> _EXERCISE TASK_
Wherever the word "name" appears in a line, copy that line.

.....

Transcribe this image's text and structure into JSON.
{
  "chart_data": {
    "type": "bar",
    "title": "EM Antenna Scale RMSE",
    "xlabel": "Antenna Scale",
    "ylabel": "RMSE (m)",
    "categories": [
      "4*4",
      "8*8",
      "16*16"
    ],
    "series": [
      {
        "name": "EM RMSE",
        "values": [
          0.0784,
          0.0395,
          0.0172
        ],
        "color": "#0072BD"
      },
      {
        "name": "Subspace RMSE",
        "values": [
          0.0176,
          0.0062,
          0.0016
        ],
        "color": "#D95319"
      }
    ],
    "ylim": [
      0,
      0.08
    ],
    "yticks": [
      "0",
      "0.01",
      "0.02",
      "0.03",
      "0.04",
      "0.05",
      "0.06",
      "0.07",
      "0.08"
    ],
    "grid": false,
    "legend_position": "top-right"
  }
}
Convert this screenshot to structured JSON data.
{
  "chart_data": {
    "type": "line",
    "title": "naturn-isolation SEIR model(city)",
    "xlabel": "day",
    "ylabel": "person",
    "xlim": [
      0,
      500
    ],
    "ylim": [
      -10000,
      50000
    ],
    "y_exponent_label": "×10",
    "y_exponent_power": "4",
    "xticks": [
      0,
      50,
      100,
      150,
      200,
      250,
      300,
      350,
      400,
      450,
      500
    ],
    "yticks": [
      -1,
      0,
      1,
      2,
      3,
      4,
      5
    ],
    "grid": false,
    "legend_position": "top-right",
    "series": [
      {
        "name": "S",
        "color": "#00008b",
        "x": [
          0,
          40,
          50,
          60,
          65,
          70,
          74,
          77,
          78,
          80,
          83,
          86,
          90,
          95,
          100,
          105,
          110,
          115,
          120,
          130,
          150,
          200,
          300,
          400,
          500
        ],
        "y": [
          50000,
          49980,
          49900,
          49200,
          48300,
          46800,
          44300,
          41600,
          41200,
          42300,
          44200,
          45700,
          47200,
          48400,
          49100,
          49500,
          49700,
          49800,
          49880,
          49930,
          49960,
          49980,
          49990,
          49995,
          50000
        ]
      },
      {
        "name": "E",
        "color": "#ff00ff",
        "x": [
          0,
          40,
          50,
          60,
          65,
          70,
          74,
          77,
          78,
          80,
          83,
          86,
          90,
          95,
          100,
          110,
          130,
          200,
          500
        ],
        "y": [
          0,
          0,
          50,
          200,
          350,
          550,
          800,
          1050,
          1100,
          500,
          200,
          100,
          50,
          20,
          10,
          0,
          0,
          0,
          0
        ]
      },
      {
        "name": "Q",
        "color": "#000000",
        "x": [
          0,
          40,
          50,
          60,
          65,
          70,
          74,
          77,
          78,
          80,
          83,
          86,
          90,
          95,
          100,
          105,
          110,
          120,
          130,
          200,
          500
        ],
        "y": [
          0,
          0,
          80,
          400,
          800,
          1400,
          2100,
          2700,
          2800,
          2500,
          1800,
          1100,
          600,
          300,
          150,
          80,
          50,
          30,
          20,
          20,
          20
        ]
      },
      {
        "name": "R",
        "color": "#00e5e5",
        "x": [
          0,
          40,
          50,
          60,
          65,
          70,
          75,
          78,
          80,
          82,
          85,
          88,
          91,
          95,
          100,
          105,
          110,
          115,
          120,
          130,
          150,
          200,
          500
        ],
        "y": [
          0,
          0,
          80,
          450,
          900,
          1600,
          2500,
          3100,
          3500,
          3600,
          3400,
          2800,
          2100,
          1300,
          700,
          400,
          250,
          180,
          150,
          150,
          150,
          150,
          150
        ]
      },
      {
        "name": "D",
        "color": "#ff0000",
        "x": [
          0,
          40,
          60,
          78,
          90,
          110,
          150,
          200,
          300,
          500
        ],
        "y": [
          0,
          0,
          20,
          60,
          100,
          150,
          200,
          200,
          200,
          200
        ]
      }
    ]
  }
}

.....

> _RESPONSE TO THE TASK_
        "name": "EM RMSE",
        "name": "Subspace RMSE",
        "name": "S",
        "name": "E",
        "name": "Q",
        "name": "R",
        "name": "D",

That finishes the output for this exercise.